> **Exercise details**
Each line below that contains "debt" counts once; report the total and nothing more.

> **Data for this exercise**
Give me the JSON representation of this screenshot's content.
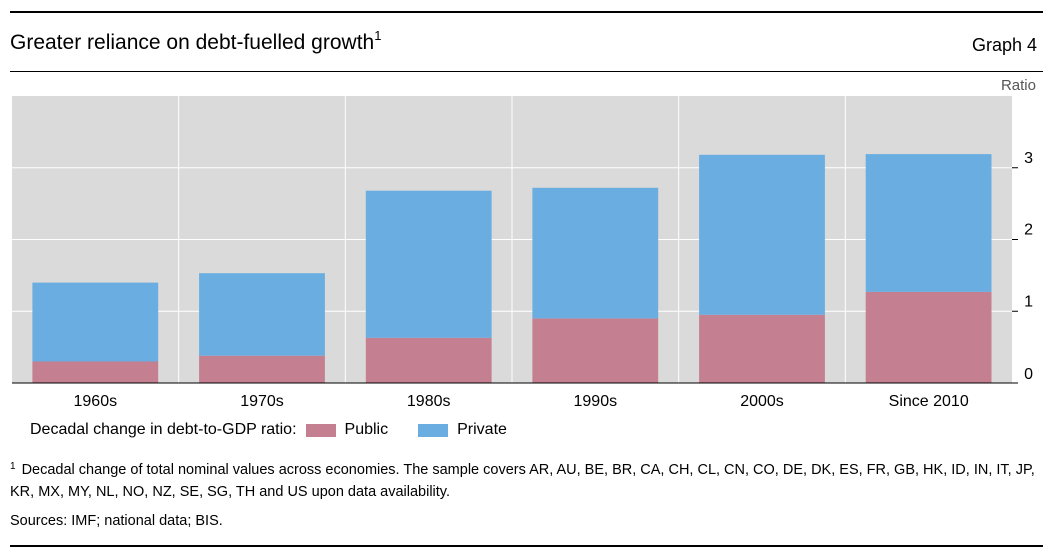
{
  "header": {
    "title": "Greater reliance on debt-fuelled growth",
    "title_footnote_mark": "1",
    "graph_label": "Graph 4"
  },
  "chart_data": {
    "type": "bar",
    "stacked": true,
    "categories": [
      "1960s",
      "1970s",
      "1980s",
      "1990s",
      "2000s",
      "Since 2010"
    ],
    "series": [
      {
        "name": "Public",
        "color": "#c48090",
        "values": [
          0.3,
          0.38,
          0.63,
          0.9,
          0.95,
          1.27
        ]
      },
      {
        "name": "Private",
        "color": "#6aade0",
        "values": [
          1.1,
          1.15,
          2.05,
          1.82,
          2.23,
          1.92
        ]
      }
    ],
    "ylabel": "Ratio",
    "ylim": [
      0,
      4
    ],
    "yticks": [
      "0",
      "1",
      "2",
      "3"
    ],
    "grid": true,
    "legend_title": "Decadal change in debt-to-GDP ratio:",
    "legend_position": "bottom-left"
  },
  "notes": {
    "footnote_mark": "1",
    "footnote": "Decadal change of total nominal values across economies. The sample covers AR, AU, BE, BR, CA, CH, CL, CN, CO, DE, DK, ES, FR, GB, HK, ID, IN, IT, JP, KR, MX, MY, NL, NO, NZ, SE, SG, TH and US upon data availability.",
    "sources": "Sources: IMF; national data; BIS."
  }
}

> **Task output**
2